### What this task involves
Reproduce the listing below in full and without alteration, apart from its pictures.

### Data extract
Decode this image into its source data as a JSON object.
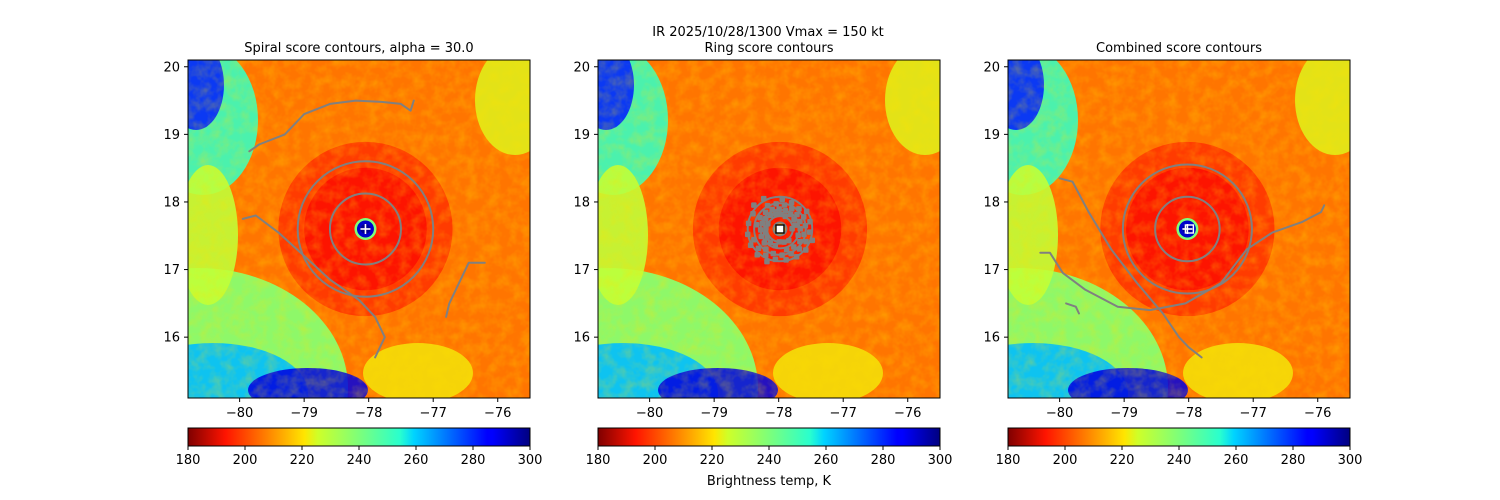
{
  "suptitle": "IR  2025/10/28/1300    Vmax = 150 kt",
  "colorbar_label": "Brightness temp, K",
  "colors": {
    "contour": "#808080",
    "marker": "#ffffff",
    "spine": "#000000"
  },
  "chart_data": [
    {
      "type": "heatmap",
      "title": "Spiral score contours, alpha = 30.0",
      "variable": "Brightness temperature (K)",
      "colormap": "jet_r",
      "xlim": [
        -80.8,
        -75.5
      ],
      "ylim": [
        15.1,
        20.1
      ],
      "xticks": [
        -80,
        -79,
        -78,
        -77,
        -76
      ],
      "yticks": [
        16,
        17,
        18,
        19,
        20
      ],
      "center": {
        "lon": -78.05,
        "lat": 17.6
      },
      "eye_temp_K": 292,
      "marker": "plus",
      "colorbar": {
        "range": [
          180,
          300
        ],
        "ticks": [
          180,
          200,
          220,
          240,
          260,
          280,
          300
        ],
        "label": ""
      },
      "contours": [
        {
          "kind": "ring",
          "radius_deg": 0.55
        },
        {
          "kind": "ring",
          "radius_deg": 1.05
        },
        {
          "kind": "arc",
          "points": [
            [
              -79.85,
              18.75
            ],
            [
              -79.7,
              18.85
            ],
            [
              -79.3,
              19.0
            ],
            [
              -79.0,
              19.3
            ],
            [
              -78.6,
              19.45
            ],
            [
              -78.2,
              19.5
            ],
            [
              -77.8,
              19.48
            ],
            [
              -77.5,
              19.45
            ],
            [
              -77.35,
              19.35
            ],
            [
              -77.3,
              19.5
            ]
          ]
        },
        {
          "kind": "arc",
          "points": [
            [
              -79.95,
              17.75
            ],
            [
              -79.75,
              17.8
            ],
            [
              -79.4,
              17.55
            ],
            [
              -79.0,
              17.2
            ],
            [
              -78.6,
              16.85
            ],
            [
              -78.15,
              16.55
            ],
            [
              -77.9,
              16.3
            ],
            [
              -77.75,
              16.0
            ],
            [
              -77.9,
              15.7
            ]
          ]
        },
        {
          "kind": "arc",
          "points": [
            [
              -76.8,
              16.3
            ],
            [
              -76.75,
              16.5
            ],
            [
              -76.6,
              16.8
            ],
            [
              -76.45,
              17.1
            ],
            [
              -76.2,
              17.1
            ]
          ]
        }
      ]
    },
    {
      "type": "heatmap",
      "title": "Ring score contours",
      "variable": "Brightness temperature (K)",
      "colormap": "jet_r",
      "xlim": [
        -80.8,
        -75.5
      ],
      "ylim": [
        15.1,
        20.1
      ],
      "xticks": [
        -80,
        -79,
        -78,
        -77,
        -76
      ],
      "yticks": [
        16,
        17,
        18,
        19,
        20
      ],
      "center": {
        "lon": -77.98,
        "lat": 17.6
      },
      "eye_temp_K": 212,
      "marker": "square",
      "colorbar": {
        "range": [
          180,
          300
        ],
        "ticks": [
          180,
          200,
          220,
          240,
          260,
          280,
          300
        ],
        "label": "Brightness temp, K"
      },
      "contours": [
        {
          "kind": "ring",
          "radius_deg": 0.1
        },
        {
          "kind": "ring",
          "radius_deg": 0.2
        },
        {
          "kind": "ring",
          "radius_deg": 0.3
        },
        {
          "kind": "ring",
          "radius_deg": 0.4
        },
        {
          "kind": "ring",
          "radius_deg": 0.5
        }
      ]
    },
    {
      "type": "heatmap",
      "title": "Combined score contours",
      "variable": "Brightness temperature (K)",
      "colormap": "jet_r",
      "xlim": [
        -80.8,
        -75.5
      ],
      "ylim": [
        15.1,
        20.1
      ],
      "xticks": [
        -80,
        -79,
        -78,
        -77,
        -76
      ],
      "yticks": [
        16,
        17,
        18,
        19,
        20
      ],
      "center": {
        "lon": -78.02,
        "lat": 17.6
      },
      "eye_temp_K": 292,
      "marker": "plus-square",
      "colorbar": {
        "range": [
          180,
          300
        ],
        "ticks": [
          180,
          200,
          220,
          240,
          260,
          280,
          300
        ],
        "label": ""
      },
      "contours": [
        {
          "kind": "ring",
          "radius_deg": 0.5
        },
        {
          "kind": "ring",
          "radius_deg": 1.0
        },
        {
          "kind": "arc",
          "points": [
            [
              -80.0,
              18.35
            ],
            [
              -79.8,
              18.3
            ],
            [
              -79.55,
              17.85
            ],
            [
              -79.2,
              17.3
            ],
            [
              -78.8,
              16.8
            ],
            [
              -78.4,
              16.35
            ],
            [
              -78.15,
              16.0
            ],
            [
              -78.0,
              15.85
            ],
            [
              -77.8,
              15.7
            ]
          ]
        },
        {
          "kind": "arc",
          "points": [
            [
              -80.3,
              17.25
            ],
            [
              -80.15,
              17.25
            ],
            [
              -79.95,
              16.95
            ],
            [
              -79.6,
              16.7
            ],
            [
              -79.1,
              16.45
            ],
            [
              -78.6,
              16.4
            ],
            [
              -78.05,
              16.5
            ],
            [
              -77.5,
              16.8
            ],
            [
              -77.1,
              17.3
            ],
            [
              -76.7,
              17.55
            ],
            [
              -76.25,
              17.7
            ],
            [
              -75.95,
              17.85
            ],
            [
              -75.9,
              17.95
            ]
          ]
        },
        {
          "kind": "arc",
          "points": [
            [
              -79.9,
              16.5
            ],
            [
              -79.75,
              16.45
            ],
            [
              -79.7,
              16.35
            ]
          ]
        }
      ]
    }
  ]
}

### Result of the exercise
Decode this image into its source data as a JSON object.
{
  "suptitle": "IR  2025/10/28/1300    Vmax = 150 kt",
  "colorbar_label": "Brightness temp, K",
  "colors": {
    "contour": "#808080",
    "marker": "#ffffff",
    "spine": "#000000"
  },
  "chart_data": [
    {
      "type": "heatmap",
      "title": "Spiral score contours, alpha = 30.0",
      "variable": "Brightness temperature (K)",
      "colormap": "jet_r",
      "xlim": [
        -80.8,
        -75.5
      ],
      "ylim": [
        15.1,
        20.1
      ],
      "xticks": [
        -80,
        -79,
        -78,
        -77,
        -76
      ],
      "yticks": [
        16,
        17,
        18,
        19,
        20
      ],
      "center": {
        "lon": -78.05,
        "lat": 17.6
      },
      "eye_temp_K": 292,
      "marker": "plus",
      "colorbar": {
        "range": [
          180,
          300
        ],
        "ticks": [
          180,
          200,
          220,
          240,
          260,
          280,
          300
        ],
        "label": ""
      },
      "contours": [
        {
          "kind": "ring",
          "radius_deg": 0.55
        },
        {
          "kind": "ring",
          "radius_deg": 1.05
        },
        {
          "kind": "arc",
          "points": [
            [
              -79.85,
              18.75
            ],
            [
              -79.7,
              18.85
            ],
            [
              -79.3,
              19.0
            ],
            [
              -79.0,
              19.3
            ],
            [
              -78.6,
              19.45
            ],
            [
              -78.2,
              19.5
            ],
            [
              -77.8,
              19.48
            ],
            [
              -77.5,
              19.45
            ],
            [
              -77.35,
              19.35
            ],
            [
              -77.3,
              19.5
            ]
          ]
        },
        {
          "kind": "arc",
          "points": [
            [
              -79.95,
              17.75
            ],
            [
              -79.75,
              17.8
            ],
            [
              -79.4,
              17.55
            ],
            [
              -79.0,
              17.2
            ],
            [
              -78.6,
              16.85
            ],
            [
              -78.15,
              16.55
            ],
            [
              -77.9,
              16.3
            ],
            [
              -77.75,
              16.0
            ],
            [
              -77.9,
              15.7
            ]
          ]
        },
        {
          "kind": "arc",
          "points": [
            [
              -76.8,
              16.3
            ],
            [
              -76.75,
              16.5
            ],
            [
              -76.6,
              16.8
            ],
            [
              -76.45,
              17.1
            ],
            [
              -76.2,
              17.1
            ]
          ]
        }
      ]
    },
    {
      "type": "heatmap",
      "title": "Ring score contours",
      "variable": "Brightness temperature (K)",
      "colormap": "jet_r",
      "xlim": [
        -80.8,
        -75.5
      ],
      "ylim": [
        15.1,
        20.1
      ],
      "xticks": [
        -80,
        -79,
        -78,
        -77,
        -76
      ],
      "yticks": [
        16,
        17,
        18,
        19,
        20
      ],
      "center": {
        "lon": -77.98,
        "lat": 17.6
      },
      "eye_temp_K": 212,
      "marker": "square",
      "colorbar": {
        "range": [
          180,
          300
        ],
        "ticks": [
          180,
          200,
          220,
          240,
          260,
          280,
          300
        ],
        "label": "Brightness temp, K"
      },
      "contours": [
        {
          "kind": "ring",
          "radius_deg": 0.1
        },
        {
          "kind": "ring",
          "radius_deg": 0.2
        },
        {
          "kind": "ring",
          "radius_deg": 0.3
        },
        {
          "kind": "ring",
          "radius_deg": 0.4
        },
        {
          "kind": "ring",
          "radius_deg": 0.5
        }
      ]
    },
    {
      "type": "heatmap",
      "title": "Combined score contours",
      "variable": "Brightness temperature (K)",
      "colormap": "jet_r",
      "xlim": [
        -80.8,
        -75.5
      ],
      "ylim": [
        15.1,
        20.1
      ],
      "xticks": [
        -80,
        -79,
        -78,
        -77,
        -76
      ],
      "yticks": [
        16,
        17,
        18,
        19,
        20
      ],
      "center": {
        "lon": -78.02,
        "lat": 17.6
      },
      "eye_temp_K": 292,
      "marker": "plus-square",
      "colorbar": {
        "range": [
          180,
          300
        ],
        "ticks": [
          180,
          200,
          220,
          240,
          260,
          280,
          300
        ],
        "label": ""
      },
      "contours": [
        {
          "kind": "ring",
          "radius_deg": 0.5
        },
        {
          "kind": "ring",
          "radius_deg": 1.0
        },
        {
          "kind": "arc",
          "points": [
            [
              -80.0,
              18.35
            ],
            [
              -79.8,
              18.3
            ],
            [
              -79.55,
              17.85
            ],
            [
              -79.2,
              17.3
            ],
            [
              -78.8,
              16.8
            ],
            [
              -78.4,
              16.35
            ],
            [
              -78.15,
              16.0
            ],
            [
              -78.0,
              15.85
            ],
            [
              -77.8,
              15.7
            ]
          ]
        },
        {
          "kind": "arc",
          "points": [
            [
              -80.3,
              17.25
            ],
            [
              -80.15,
              17.25
            ],
            [
              -79.95,
              16.95
            ],
            [
              -79.6,
              16.7
            ],
            [
              -79.1,
              16.45
            ],
            [
              -78.6,
              16.4
            ],
            [
              -78.05,
              16.5
            ],
            [
              -77.5,
              16.8
            ],
            [
              -77.1,
              17.3
            ],
            [
              -76.7,
              17.55
            ],
            [
              -76.25,
              17.7
            ],
            [
              -75.95,
              17.85
            ],
            [
              -75.9,
              17.95
            ]
          ]
        },
        {
          "kind": "arc",
          "points": [
            [
              -79.9,
              16.5
            ],
            [
              -79.75,
              16.45
            ],
            [
              -79.7,
              16.35
            ]
          ]
        }
      ]
    }
  ]
}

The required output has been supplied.